WHAT TO DO: Put the rows from the line with "headline-line-1: The Future" to the line with "speaker-card: Jakob Manz" into a numbered list, leaving out any blank lines.

Visual layout annotation data:
━━━

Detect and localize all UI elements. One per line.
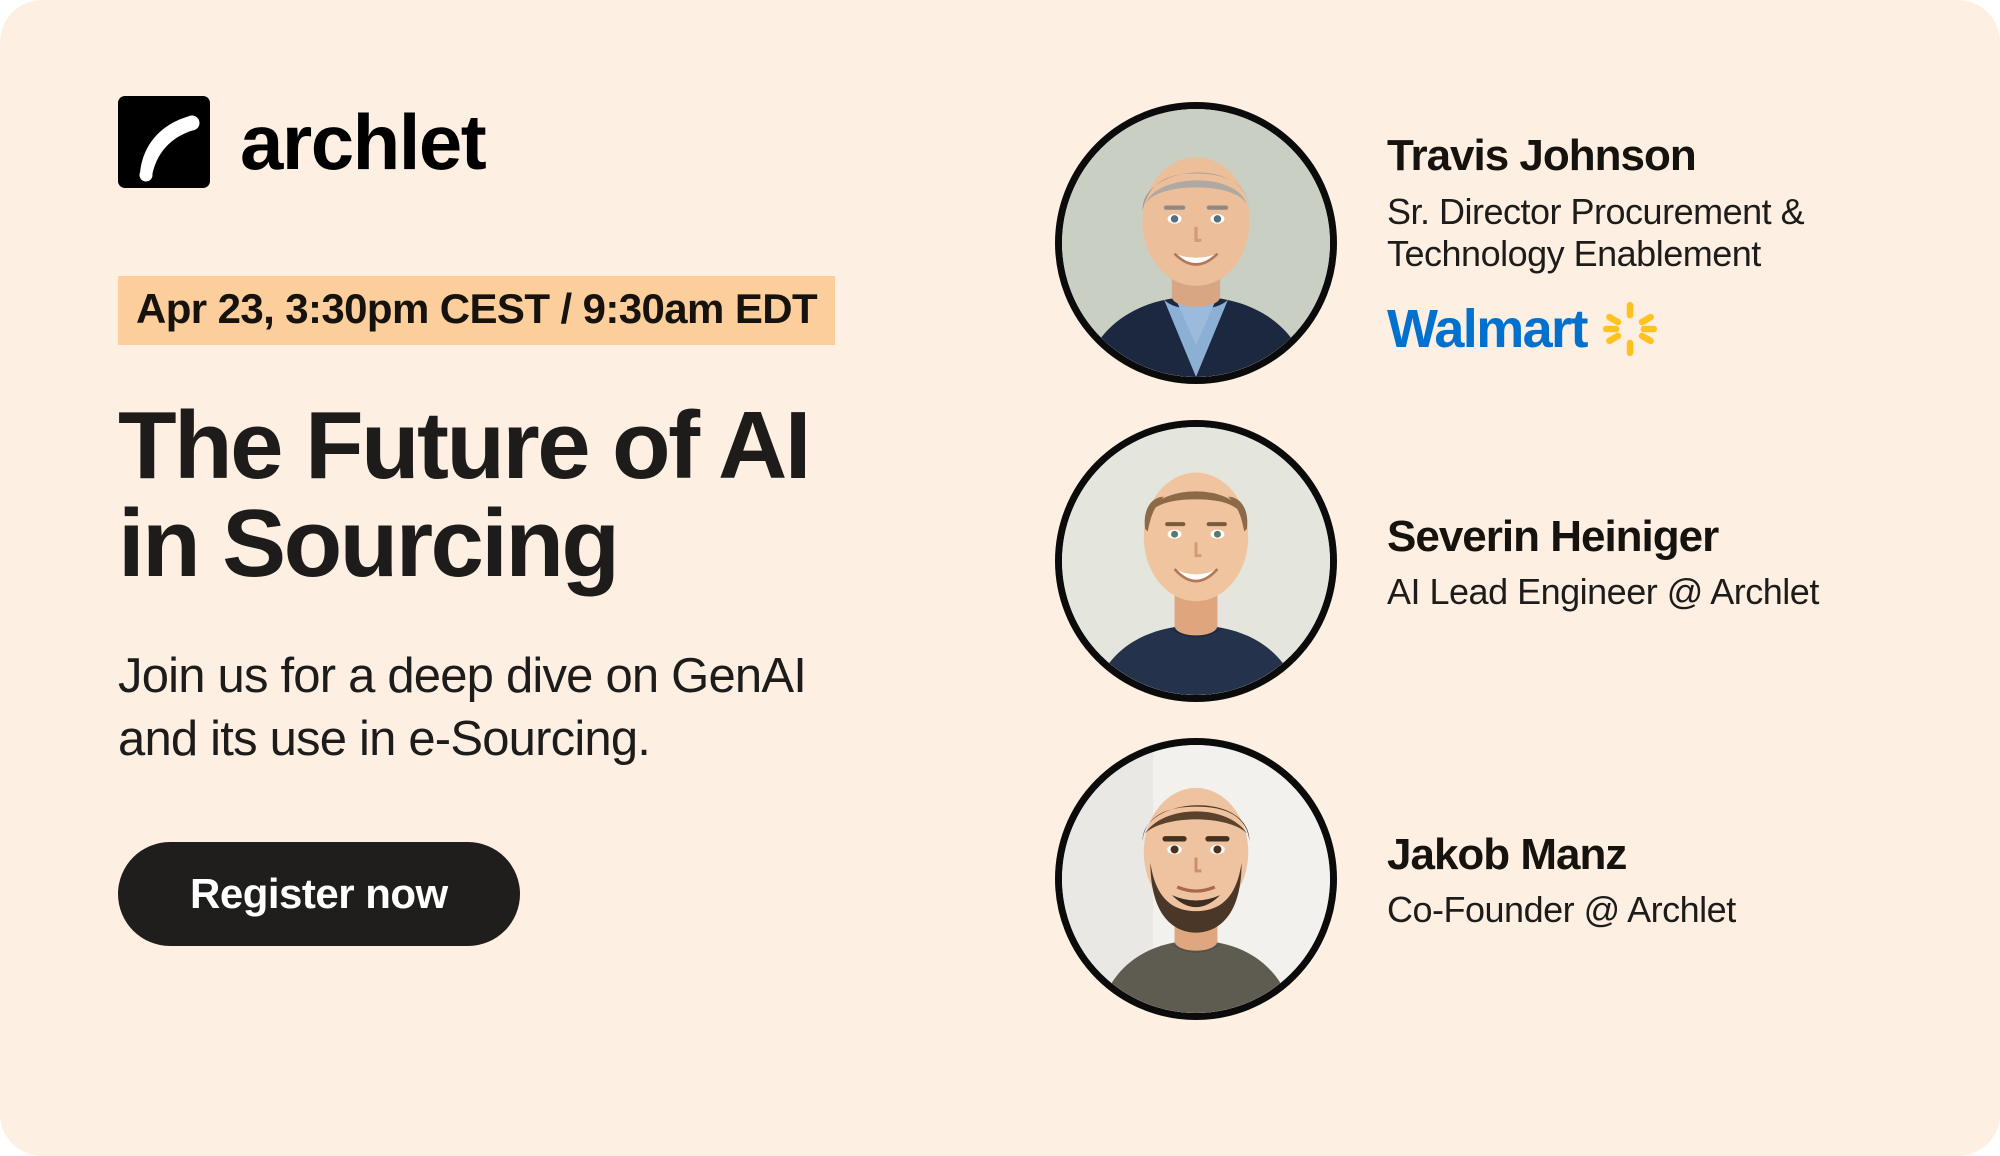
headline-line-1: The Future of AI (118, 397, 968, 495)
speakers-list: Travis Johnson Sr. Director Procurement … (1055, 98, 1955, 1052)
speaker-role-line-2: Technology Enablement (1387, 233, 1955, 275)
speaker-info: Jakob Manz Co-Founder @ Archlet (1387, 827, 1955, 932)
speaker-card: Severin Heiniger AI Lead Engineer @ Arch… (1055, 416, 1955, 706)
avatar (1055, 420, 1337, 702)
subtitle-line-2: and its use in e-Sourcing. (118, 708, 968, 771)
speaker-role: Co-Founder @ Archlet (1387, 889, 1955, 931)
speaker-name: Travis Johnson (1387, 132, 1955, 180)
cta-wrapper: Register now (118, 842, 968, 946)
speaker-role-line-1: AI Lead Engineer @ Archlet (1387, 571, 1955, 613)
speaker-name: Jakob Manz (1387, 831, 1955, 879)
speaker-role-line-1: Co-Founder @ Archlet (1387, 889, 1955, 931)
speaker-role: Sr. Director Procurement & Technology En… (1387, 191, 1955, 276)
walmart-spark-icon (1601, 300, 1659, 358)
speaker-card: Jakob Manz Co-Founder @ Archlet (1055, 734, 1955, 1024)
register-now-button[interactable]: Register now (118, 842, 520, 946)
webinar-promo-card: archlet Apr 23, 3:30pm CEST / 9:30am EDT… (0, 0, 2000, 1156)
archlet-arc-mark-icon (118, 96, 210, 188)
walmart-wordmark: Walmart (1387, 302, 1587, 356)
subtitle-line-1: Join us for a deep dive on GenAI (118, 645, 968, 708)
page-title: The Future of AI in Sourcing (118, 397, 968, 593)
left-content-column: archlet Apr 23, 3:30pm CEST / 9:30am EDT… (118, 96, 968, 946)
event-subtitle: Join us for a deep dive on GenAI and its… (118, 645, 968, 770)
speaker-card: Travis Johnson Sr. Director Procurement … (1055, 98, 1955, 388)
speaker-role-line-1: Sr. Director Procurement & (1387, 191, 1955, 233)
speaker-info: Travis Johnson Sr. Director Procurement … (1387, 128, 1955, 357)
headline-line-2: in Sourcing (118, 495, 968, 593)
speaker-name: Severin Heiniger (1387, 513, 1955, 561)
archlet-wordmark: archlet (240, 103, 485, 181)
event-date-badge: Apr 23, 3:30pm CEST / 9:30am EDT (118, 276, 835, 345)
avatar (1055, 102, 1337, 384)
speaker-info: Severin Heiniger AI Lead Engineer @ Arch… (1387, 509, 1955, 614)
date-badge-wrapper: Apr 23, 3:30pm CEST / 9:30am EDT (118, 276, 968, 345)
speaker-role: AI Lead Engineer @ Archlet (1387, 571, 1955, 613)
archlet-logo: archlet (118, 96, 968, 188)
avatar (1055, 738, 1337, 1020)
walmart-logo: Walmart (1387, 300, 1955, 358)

━━━

OUTPUT FOR THIS EXERCISE:
1. headline-line-1: The Future of AI (118, 397, 968, 495)
2. speakers-list: Travis Johnson Sr. Director Procurement … (1055, 98, 1955, 1052)
3. speaker-role-line-2: Technology Enablement (1387, 233, 1955, 275)
4. speaker-info: Jakob Manz Co-Founder @ Archlet (1387, 827, 1955, 932)
5. speaker-card: Severin Heiniger AI Lead Engineer @ Arch… (1055, 416, 1955, 706)
6. avatar (1055, 420, 1337, 702)
7. subtitle-line-2: and its use in e-Sourcing. (118, 708, 968, 771)
8. speaker-role: Co-Founder @ Archlet (1387, 889, 1955, 931)
9. speaker-name: Travis Johnson (1387, 132, 1955, 180)
10. cta-wrapper: Register now (118, 842, 968, 946)
11. speaker-role-line-1: AI Lead Engineer @ Archlet (1387, 571, 1955, 613)
12. speaker-name: Jakob Manz (1387, 831, 1955, 879)
13. speaker-role-line-1: Co-Founder @ Archlet (1387, 889, 1955, 931)
14. speaker-role: Sr. Director Procurement & Technology En… (1387, 191, 1955, 276)
15. walmart-spark-icon (1601, 300, 1659, 358)
16. speaker-card: Jakob Manz Co-Founder @ Archlet (1055, 734, 1955, 1024)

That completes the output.